==== Records for the exercise
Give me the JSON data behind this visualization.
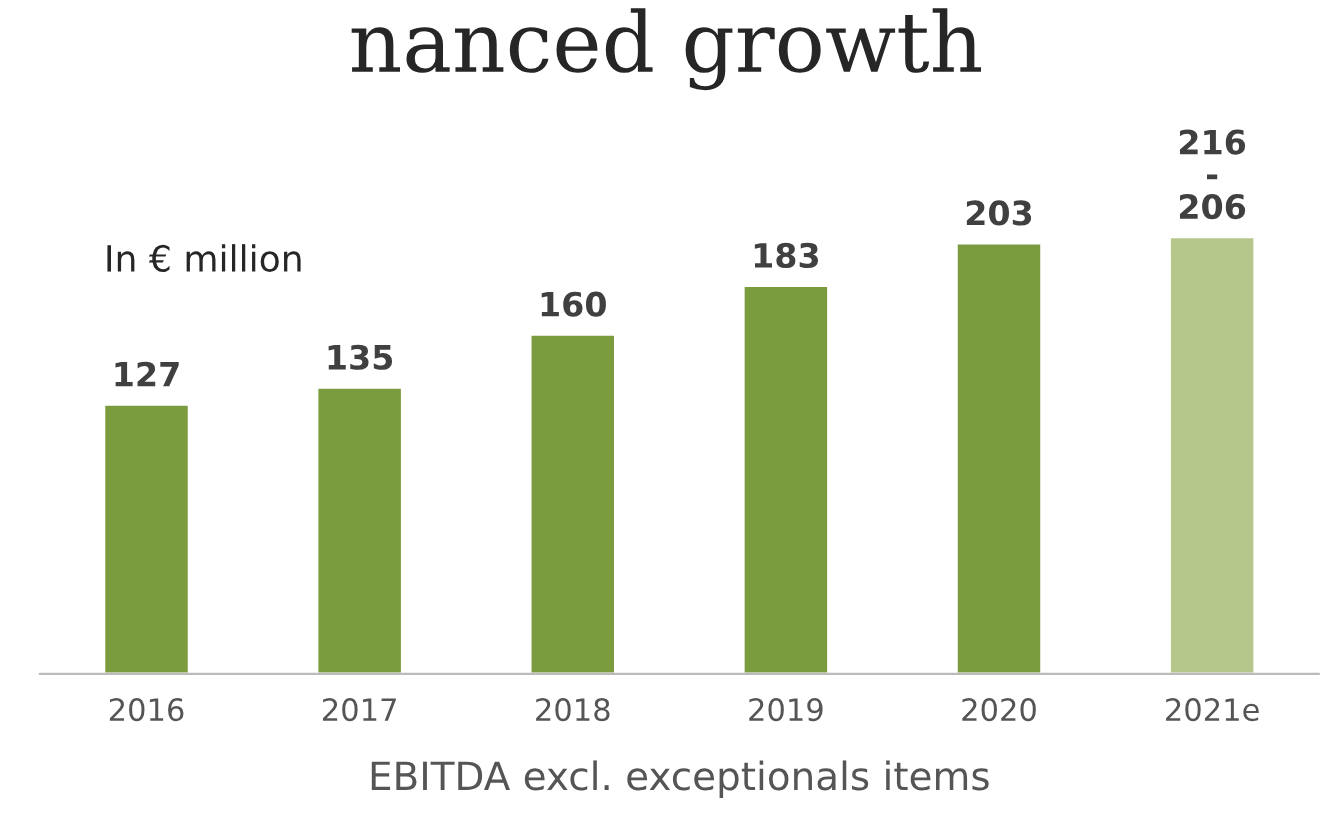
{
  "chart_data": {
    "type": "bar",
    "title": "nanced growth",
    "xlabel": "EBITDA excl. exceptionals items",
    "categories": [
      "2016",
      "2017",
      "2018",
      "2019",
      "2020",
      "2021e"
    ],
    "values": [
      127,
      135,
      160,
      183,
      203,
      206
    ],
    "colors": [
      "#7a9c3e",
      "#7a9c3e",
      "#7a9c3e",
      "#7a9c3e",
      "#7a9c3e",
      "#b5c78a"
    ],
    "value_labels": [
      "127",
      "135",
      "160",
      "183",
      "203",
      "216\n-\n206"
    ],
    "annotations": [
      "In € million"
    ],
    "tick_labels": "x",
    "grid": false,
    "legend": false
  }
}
========
==== Records for the exercise
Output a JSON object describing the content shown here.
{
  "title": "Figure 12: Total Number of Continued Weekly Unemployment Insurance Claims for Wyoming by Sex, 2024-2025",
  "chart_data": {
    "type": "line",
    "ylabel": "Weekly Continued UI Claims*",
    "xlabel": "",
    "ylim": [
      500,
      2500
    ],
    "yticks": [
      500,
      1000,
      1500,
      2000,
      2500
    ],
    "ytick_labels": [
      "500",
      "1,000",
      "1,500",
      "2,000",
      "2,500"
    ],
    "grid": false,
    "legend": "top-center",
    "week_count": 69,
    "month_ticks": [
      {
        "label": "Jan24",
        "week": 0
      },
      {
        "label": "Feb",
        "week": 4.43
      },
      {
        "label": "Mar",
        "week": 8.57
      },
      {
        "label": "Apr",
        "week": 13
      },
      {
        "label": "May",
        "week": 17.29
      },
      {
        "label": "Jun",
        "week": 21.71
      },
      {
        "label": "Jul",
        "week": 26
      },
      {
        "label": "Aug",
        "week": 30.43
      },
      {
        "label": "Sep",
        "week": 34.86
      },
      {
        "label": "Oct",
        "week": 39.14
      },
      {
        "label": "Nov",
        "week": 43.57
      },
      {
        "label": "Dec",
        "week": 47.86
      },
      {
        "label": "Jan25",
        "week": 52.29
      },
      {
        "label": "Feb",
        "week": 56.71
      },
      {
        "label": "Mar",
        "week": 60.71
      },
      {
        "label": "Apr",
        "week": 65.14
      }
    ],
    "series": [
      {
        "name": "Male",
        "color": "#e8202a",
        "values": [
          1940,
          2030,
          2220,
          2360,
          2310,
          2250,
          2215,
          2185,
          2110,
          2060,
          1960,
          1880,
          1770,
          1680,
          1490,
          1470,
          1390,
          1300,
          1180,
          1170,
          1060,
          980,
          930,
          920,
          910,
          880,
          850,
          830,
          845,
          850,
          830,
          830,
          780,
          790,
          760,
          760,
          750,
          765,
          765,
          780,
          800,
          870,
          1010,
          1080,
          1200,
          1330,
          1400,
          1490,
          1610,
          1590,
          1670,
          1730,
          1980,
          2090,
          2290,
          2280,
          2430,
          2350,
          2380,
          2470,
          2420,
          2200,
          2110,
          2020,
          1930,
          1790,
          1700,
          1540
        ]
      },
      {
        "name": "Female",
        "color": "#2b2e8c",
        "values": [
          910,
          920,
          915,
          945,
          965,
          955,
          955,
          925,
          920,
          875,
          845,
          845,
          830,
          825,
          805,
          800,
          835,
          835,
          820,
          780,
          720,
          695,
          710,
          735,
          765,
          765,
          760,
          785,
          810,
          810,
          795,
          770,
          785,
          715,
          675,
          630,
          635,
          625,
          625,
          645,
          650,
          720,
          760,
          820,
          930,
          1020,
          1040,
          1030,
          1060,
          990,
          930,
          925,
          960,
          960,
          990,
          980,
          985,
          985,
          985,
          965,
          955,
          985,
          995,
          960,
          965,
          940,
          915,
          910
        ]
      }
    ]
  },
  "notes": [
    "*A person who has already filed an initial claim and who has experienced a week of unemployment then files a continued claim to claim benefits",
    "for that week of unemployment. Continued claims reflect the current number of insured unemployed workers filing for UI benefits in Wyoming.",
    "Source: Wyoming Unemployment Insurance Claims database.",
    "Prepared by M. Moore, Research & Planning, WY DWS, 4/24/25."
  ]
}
========
==== Records for the exercise
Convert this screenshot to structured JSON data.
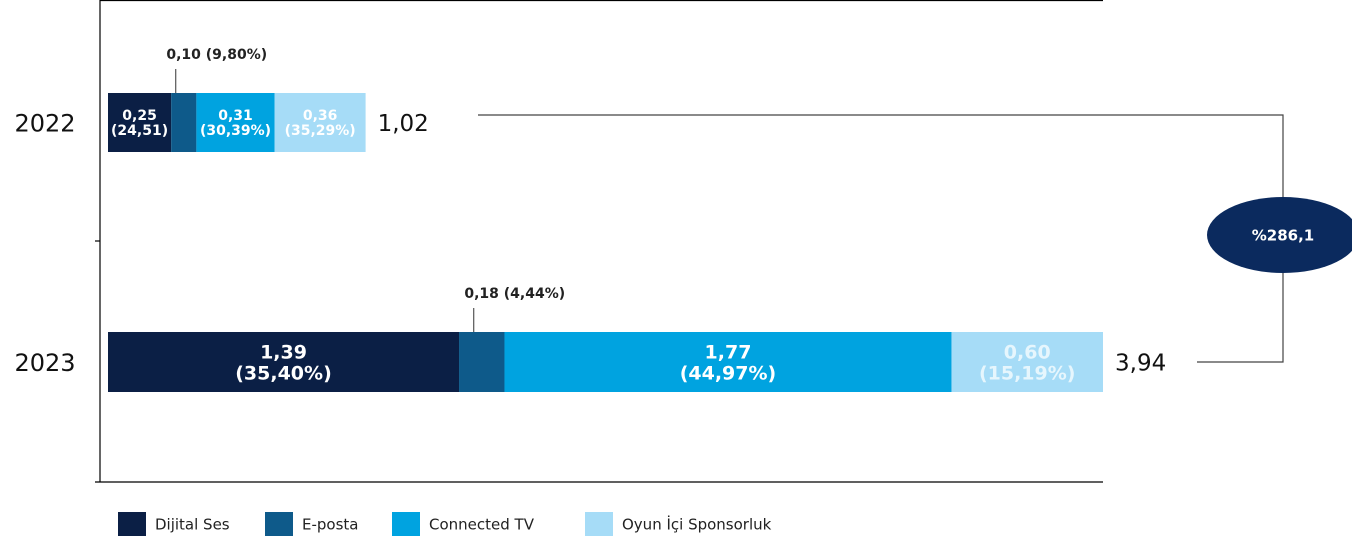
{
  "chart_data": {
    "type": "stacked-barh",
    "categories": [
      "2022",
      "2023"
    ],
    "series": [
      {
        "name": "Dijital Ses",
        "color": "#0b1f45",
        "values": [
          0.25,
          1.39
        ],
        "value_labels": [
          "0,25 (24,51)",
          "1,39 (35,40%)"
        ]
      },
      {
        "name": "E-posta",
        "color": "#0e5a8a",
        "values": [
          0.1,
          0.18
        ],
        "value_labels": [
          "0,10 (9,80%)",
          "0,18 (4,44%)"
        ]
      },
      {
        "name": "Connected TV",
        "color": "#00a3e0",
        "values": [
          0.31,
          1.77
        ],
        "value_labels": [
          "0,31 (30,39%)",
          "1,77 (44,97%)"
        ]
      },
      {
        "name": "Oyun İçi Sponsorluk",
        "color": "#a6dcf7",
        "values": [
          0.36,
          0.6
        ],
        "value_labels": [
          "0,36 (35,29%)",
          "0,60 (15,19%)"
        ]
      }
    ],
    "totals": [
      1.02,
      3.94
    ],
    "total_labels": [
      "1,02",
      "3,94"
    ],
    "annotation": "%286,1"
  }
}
========
**Instructions to follow:** Identify the lines that hold the word "name". Copy every one of them.

**Full solution:**
        "name": "Male",
        "name": "Female",
        "name": "Dijital Ses",
        "name": "E-posta",
        "name": "Connected TV",
        "name": "Oyun İçi Sponsorluk",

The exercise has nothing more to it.